> [Collected data entries]
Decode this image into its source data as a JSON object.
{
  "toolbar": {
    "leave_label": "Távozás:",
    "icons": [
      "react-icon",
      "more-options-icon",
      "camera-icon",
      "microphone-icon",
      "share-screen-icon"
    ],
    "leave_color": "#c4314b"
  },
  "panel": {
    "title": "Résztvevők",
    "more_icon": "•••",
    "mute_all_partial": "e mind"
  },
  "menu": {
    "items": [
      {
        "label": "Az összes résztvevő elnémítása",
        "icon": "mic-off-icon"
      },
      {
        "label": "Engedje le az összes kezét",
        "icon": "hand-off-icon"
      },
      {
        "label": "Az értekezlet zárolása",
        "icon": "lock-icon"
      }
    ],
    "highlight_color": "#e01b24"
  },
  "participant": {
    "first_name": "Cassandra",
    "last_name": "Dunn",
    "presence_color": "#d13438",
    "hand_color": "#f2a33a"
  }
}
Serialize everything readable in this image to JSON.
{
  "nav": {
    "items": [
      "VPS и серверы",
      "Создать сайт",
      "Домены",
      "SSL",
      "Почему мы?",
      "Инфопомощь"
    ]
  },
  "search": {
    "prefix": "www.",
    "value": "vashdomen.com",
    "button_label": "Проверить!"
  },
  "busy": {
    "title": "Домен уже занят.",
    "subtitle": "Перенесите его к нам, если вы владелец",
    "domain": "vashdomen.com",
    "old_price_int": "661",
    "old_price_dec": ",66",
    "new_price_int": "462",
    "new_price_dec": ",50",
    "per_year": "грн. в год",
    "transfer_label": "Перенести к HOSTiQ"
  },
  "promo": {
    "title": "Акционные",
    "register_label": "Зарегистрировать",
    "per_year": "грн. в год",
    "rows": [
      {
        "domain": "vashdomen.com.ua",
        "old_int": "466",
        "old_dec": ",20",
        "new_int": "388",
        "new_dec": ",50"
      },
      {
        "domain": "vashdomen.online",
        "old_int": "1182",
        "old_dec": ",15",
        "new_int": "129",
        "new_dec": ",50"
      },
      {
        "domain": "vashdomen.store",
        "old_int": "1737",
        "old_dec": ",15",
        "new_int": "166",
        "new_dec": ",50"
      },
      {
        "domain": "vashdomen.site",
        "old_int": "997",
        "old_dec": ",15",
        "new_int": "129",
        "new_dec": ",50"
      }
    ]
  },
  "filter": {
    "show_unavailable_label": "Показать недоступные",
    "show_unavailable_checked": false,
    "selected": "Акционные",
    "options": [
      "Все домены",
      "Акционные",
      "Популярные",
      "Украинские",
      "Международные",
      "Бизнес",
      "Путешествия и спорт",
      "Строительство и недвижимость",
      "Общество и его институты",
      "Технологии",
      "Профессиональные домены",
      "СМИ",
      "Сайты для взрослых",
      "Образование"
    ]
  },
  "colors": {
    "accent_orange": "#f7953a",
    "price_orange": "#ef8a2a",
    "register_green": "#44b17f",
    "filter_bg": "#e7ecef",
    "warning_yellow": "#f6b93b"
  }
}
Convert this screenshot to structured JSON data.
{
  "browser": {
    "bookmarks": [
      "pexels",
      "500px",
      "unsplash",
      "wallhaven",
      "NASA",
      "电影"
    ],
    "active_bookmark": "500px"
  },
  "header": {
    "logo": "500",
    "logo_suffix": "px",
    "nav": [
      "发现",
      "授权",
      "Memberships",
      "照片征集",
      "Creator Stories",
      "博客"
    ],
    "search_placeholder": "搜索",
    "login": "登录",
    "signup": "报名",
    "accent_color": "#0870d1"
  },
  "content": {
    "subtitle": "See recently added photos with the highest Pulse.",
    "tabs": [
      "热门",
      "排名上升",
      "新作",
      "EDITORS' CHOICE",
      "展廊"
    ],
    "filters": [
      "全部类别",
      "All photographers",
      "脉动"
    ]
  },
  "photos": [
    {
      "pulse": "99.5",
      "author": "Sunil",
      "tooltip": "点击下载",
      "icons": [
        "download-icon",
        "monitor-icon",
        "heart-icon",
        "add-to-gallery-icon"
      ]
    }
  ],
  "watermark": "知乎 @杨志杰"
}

> [The task]
Find the lines containing "összes" and pull them out.

> [Correct result]
        "label": "Az összes résztvevő elnémítása",
        "label": "Engedje le az összes kezét",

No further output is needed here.